● **THE TASK**:
From the entries below, copy every line holding the word "text".

*** GIVEN DATA ***

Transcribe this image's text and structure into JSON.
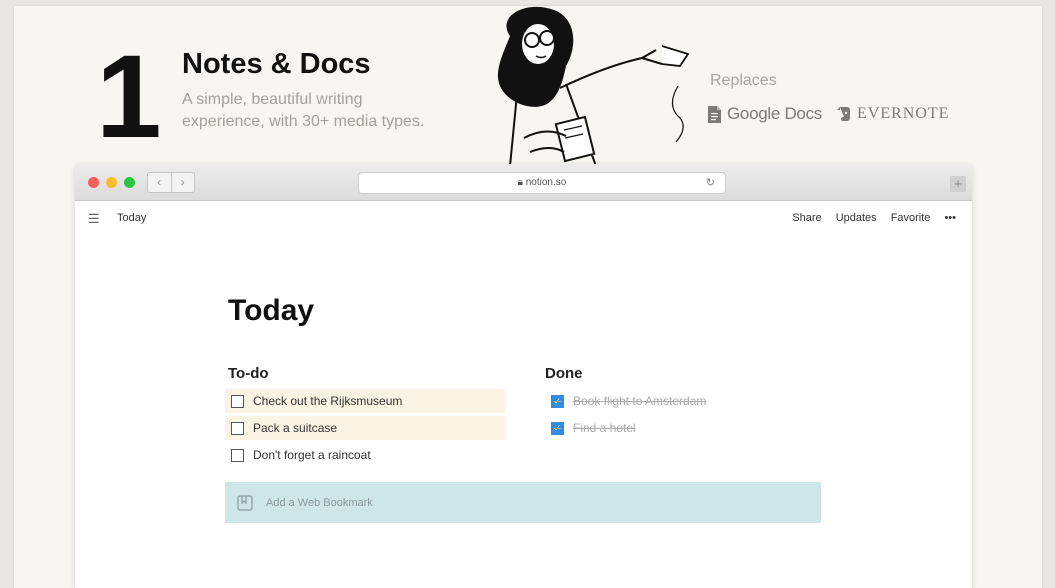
{
  "feature": {
    "number": "1",
    "title": "Notes & Docs",
    "subtitle_line1": "A simple, beautiful writing",
    "subtitle_line2": "experience, with 30+ media types."
  },
  "replaces": {
    "label": "Replaces",
    "products": [
      {
        "name": "Google Docs",
        "icon": "google-docs-icon"
      },
      {
        "name": "EVERNOTE",
        "icon": "evernote-icon"
      }
    ]
  },
  "browser": {
    "url": "notion.so",
    "nav_back": "‹",
    "nav_forward": "›"
  },
  "app": {
    "breadcrumb": "Today",
    "actions": [
      "Share",
      "Updates",
      "Favorite",
      "•••"
    ]
  },
  "page": {
    "title": "Today",
    "todo_heading": "To-do",
    "done_heading": "Done",
    "todo_items": [
      "Check out the Rijksmuseum",
      "Pack a suitcase",
      "Don't forget a raincoat"
    ],
    "done_items": [
      "Book flight to Amsterdam",
      "Find a hotel"
    ],
    "bookmark_placeholder": "Add a Web Bookmark"
  },
  "colors": {
    "highlight": "#fbf3e4",
    "checked": "#2e8de0",
    "bookmark_bg": "#cfe6e9"
  }
}
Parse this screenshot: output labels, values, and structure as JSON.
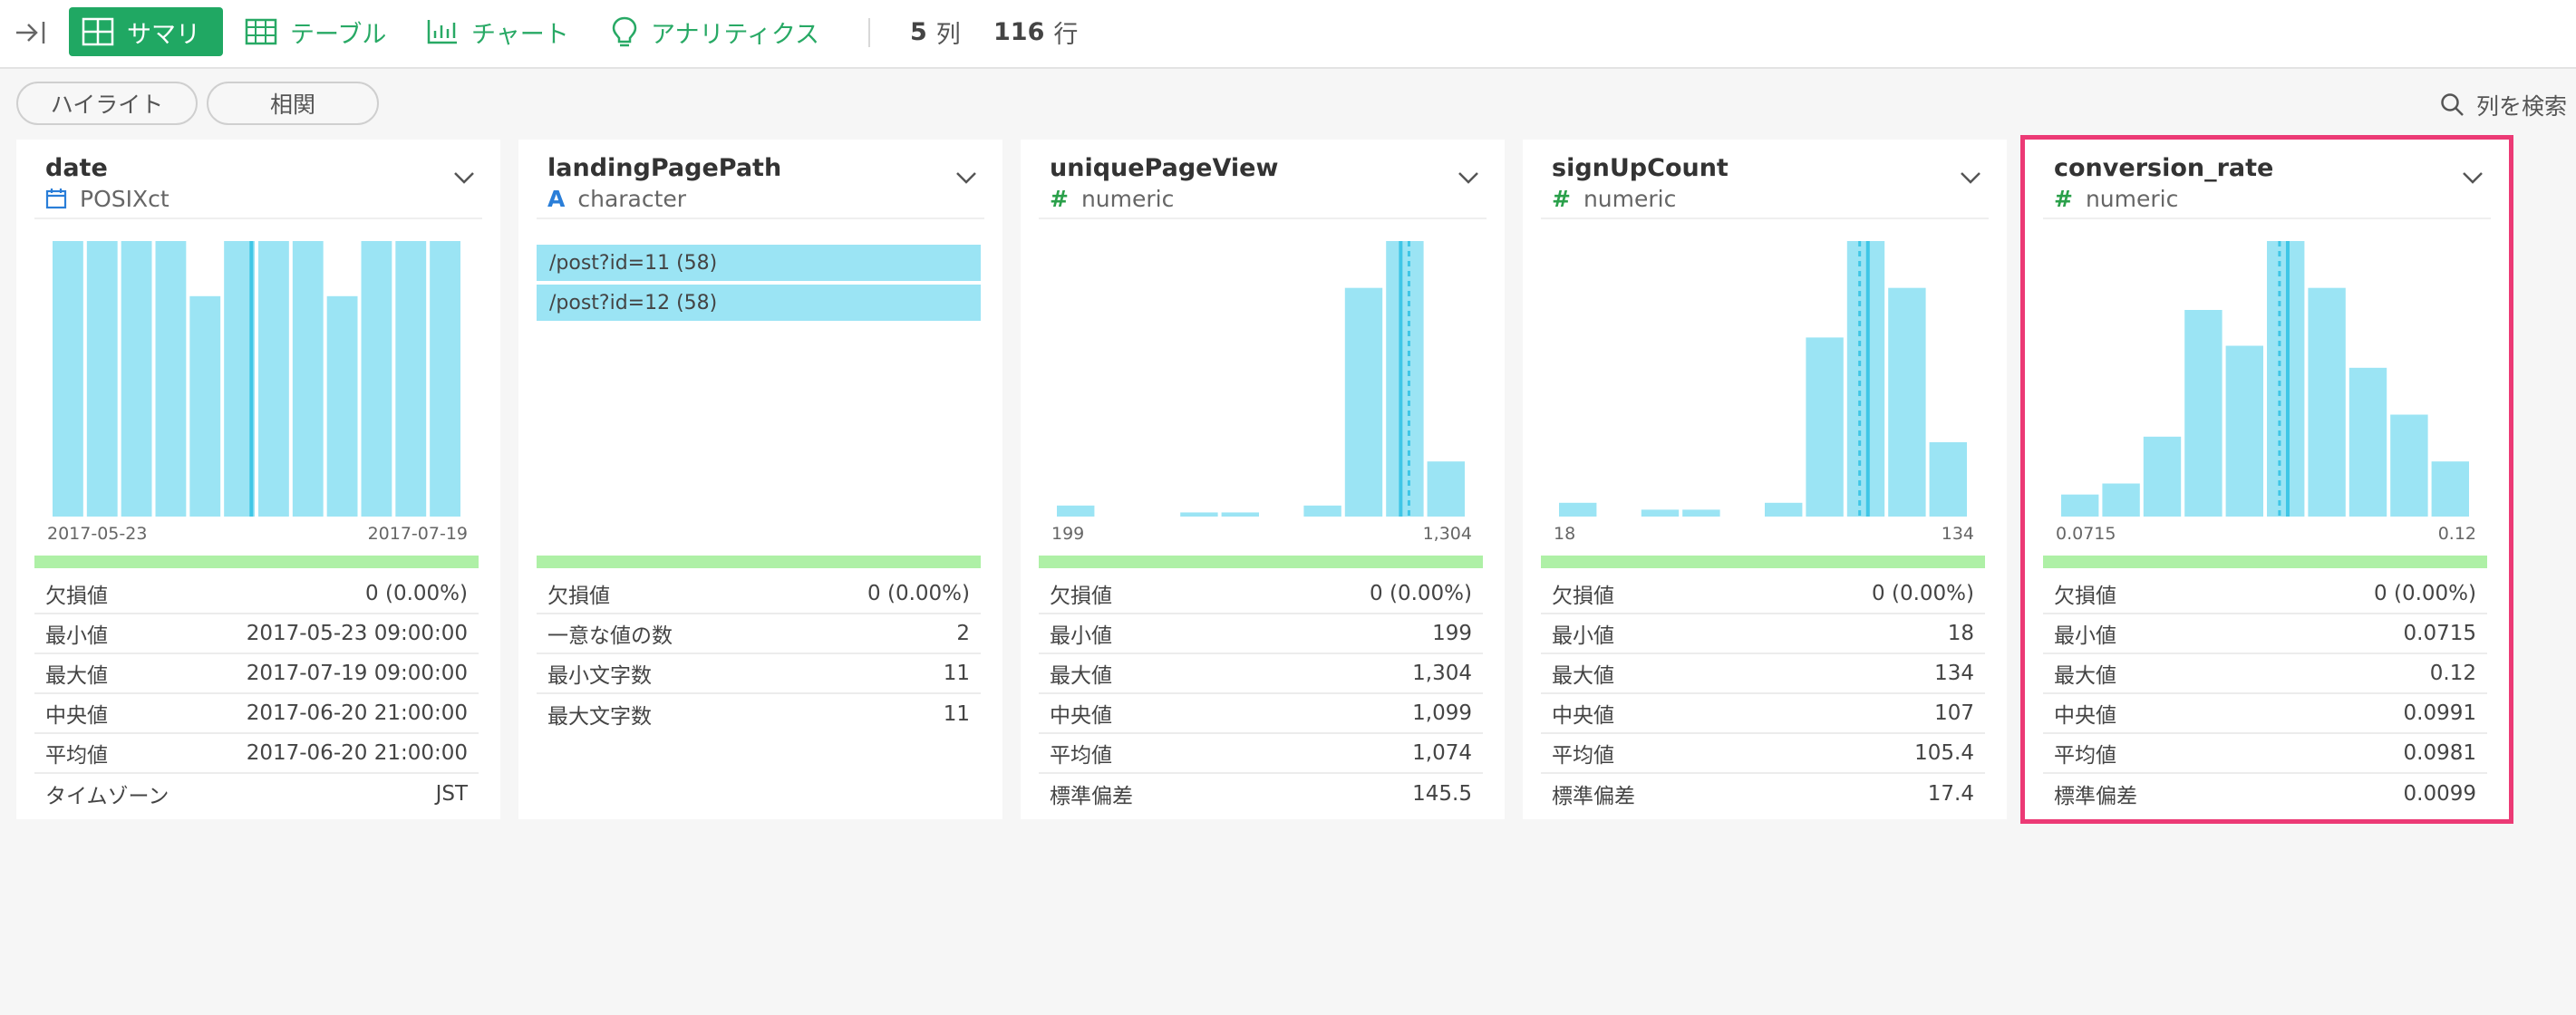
{
  "toolbar": {
    "tabs": [
      {
        "label": "サマリ",
        "icon": "summary-grid-icon",
        "active": true
      },
      {
        "label": "テーブル",
        "icon": "table-icon",
        "active": false
      },
      {
        "label": "チャート",
        "icon": "bar-chart-icon",
        "active": false
      },
      {
        "label": "アナリティクス",
        "icon": "lightbulb-icon",
        "active": false
      }
    ],
    "columns_count": "5",
    "columns_unit": "列",
    "rows_count": "116",
    "rows_unit": "行"
  },
  "subbar": {
    "highlight_label": "ハイライト",
    "correlation_label": "相関",
    "search_label": "列を検索"
  },
  "colors": {
    "accent": "#20a863",
    "bar": "#9be4f4",
    "median_line": "#3fc6e6",
    "valid_bar": "#aef0a6",
    "highlight_outline": "#ec3a75"
  },
  "columns": [
    {
      "name": "date",
      "type": "POSIXct",
      "type_icon": "calendar-icon",
      "axis_min": "2017-05-23",
      "axis_max": "2017-07-19",
      "stats": [
        {
          "label": "欠損値",
          "value": "0 (0.00%)"
        },
        {
          "label": "最小値",
          "value": "2017-05-23 09:00:00"
        },
        {
          "label": "最大値",
          "value": "2017-07-19 09:00:00"
        },
        {
          "label": "中央値",
          "value": "2017-06-20 21:00:00"
        },
        {
          "label": "平均値",
          "value": "2017-06-20 21:00:00"
        },
        {
          "label": "タイムゾーン",
          "value": "JST"
        }
      ]
    },
    {
      "name": "landingPagePath",
      "type": "character",
      "type_icon": "text-type-icon",
      "top_values": [
        "/post?id=11 (58)",
        "/post?id=12 (58)"
      ],
      "stats": [
        {
          "label": "欠損値",
          "value": "0 (0.00%)"
        },
        {
          "label": "一意な値の数",
          "value": "2"
        },
        {
          "label": "最小文字数",
          "value": "11"
        },
        {
          "label": "最大文字数",
          "value": "11"
        }
      ]
    },
    {
      "name": "uniquePageView",
      "type": "numeric",
      "type_icon": "numeric-hash-icon",
      "axis_min": "199",
      "axis_max": "1,304",
      "stats": [
        {
          "label": "欠損値",
          "value": "0 (0.00%)"
        },
        {
          "label": "最小値",
          "value": "199"
        },
        {
          "label": "最大値",
          "value": "1,304"
        },
        {
          "label": "中央値",
          "value": "1,099"
        },
        {
          "label": "平均値",
          "value": "1,074"
        },
        {
          "label": "標準偏差",
          "value": "145.5"
        }
      ]
    },
    {
      "name": "signUpCount",
      "type": "numeric",
      "type_icon": "numeric-hash-icon",
      "axis_min": "18",
      "axis_max": "134",
      "stats": [
        {
          "label": "欠損値",
          "value": "0 (0.00%)"
        },
        {
          "label": "最小値",
          "value": "18"
        },
        {
          "label": "最大値",
          "value": "134"
        },
        {
          "label": "中央値",
          "value": "107"
        },
        {
          "label": "平均値",
          "value": "105.4"
        },
        {
          "label": "標準偏差",
          "value": "17.4"
        }
      ]
    },
    {
      "name": "conversion_rate",
      "type": "numeric",
      "type_icon": "numeric-hash-icon",
      "axis_min": "0.0715",
      "axis_max": "0.12",
      "stats": [
        {
          "label": "欠損値",
          "value": "0 (0.00%)"
        },
        {
          "label": "最小値",
          "value": "0.0715"
        },
        {
          "label": "最大値",
          "value": "0.12"
        },
        {
          "label": "中央値",
          "value": "0.0991"
        },
        {
          "label": "平均値",
          "value": "0.0981"
        },
        {
          "label": "標準偏差",
          "value": "0.0099"
        }
      ]
    }
  ],
  "chart_data": [
    {
      "type": "bar",
      "column": "date",
      "values": [
        1.0,
        1.0,
        1.0,
        1.0,
        0.8,
        1.0,
        1.0,
        1.0,
        0.8,
        1.0,
        1.0,
        1.0
      ],
      "median_bin": 5.85,
      "mean_bin": null
    },
    {
      "type": "bar",
      "column": "uniquePageView",
      "values": [
        0.04,
        0,
        0,
        0.015,
        0.015,
        0,
        0.04,
        0.83,
        1.0,
        0.2
      ],
      "median_bin": 8.4,
      "mean_bin": 8.6
    },
    {
      "type": "bar",
      "column": "signUpCount",
      "values": [
        0.05,
        0,
        0.025,
        0.025,
        0,
        0.05,
        0.65,
        1.0,
        0.83,
        0.27
      ],
      "median_bin": 7.55,
      "mean_bin": 7.35
    },
    {
      "type": "bar",
      "column": "conversion_rate",
      "values": [
        0.08,
        0.12,
        0.29,
        0.75,
        0.62,
        1.0,
        0.83,
        0.54,
        0.37,
        0.2
      ],
      "median_bin": 5.55,
      "mean_bin": 5.35
    }
  ]
}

***

● **OUTPUT OF THE TASK**:
Transcribe this image's text and structure into JSON.
      "type_icon": "text-type-icon",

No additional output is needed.